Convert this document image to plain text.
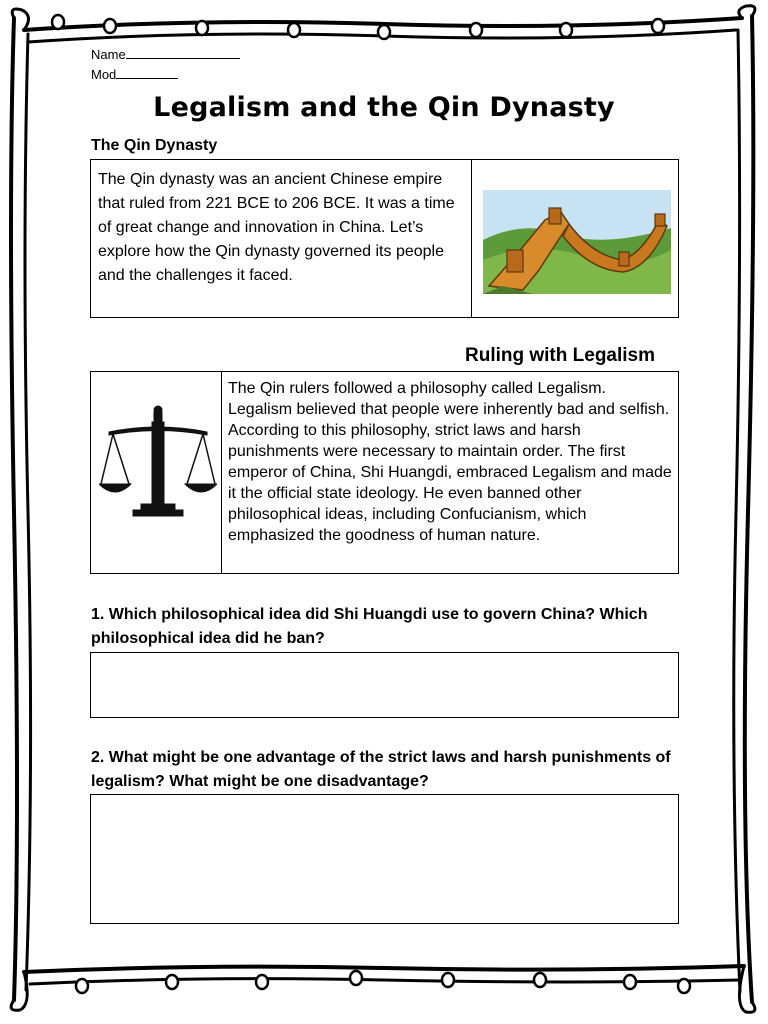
Name
Mod
Legalism and the Qin Dynasty
The Qin Dynasty
The Qin dynasty was an ancient Chinese empire that ruled from 221 BCE to 206 BCE. It was a time of great change and innovation in China. Let’s explore how the Qin dynasty governed its people and the challenges it faced.
Ruling with Legalism
The Qin rulers followed a philosophy called Legalism. Legalism believed that people were inherently bad and selfish. According to this philosophy, strict laws and harsh punishments were necessary to maintain order. The first emperor of China, Shi Huangdi, embraced Legalism and made it the official state ideology. He even banned other philosophical ideas, including Confucianism, which emphasized the goodness of human nature.
1. Which philosophical idea did Shi Huangdi use to govern China? Which philosophical idea did he ban?
2. What might be one advantage of the strict laws and harsh punishments of legalism? What might be one disadvantage?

+===+

_Written problem_.
Without including any picture, retype the entries exactly.

_The completed task_.
Convert this document image to plain text.
Name
Mod
Legalism and the Qin Dynasty
The Qin Dynasty
The Qin dynasty was an ancient Chinese empire that ruled from 221 BCE to 206 BCE. It was a time of great change and innovation in China. Let’s explore how the Qin dynasty governed its people and the challenges it faced.
Ruling with Legalism
The Qin rulers followed a philosophy called Legalism. Legalism believed that people were inherently bad and selfish. According to this philosophy, strict laws and harsh punishments were necessary to maintain order. The first emperor of China, Shi Huangdi, embraced Legalism and made it the official state ideology. He even banned other philosophical ideas, including Confucianism, which emphasized the goodness of human nature.
1. Which philosophical idea did Shi Huangdi use to govern China? Which philosophical idea did he ban?
2. What might be one advantage of the strict laws and harsh punishments of legalism? What might be one disadvantage?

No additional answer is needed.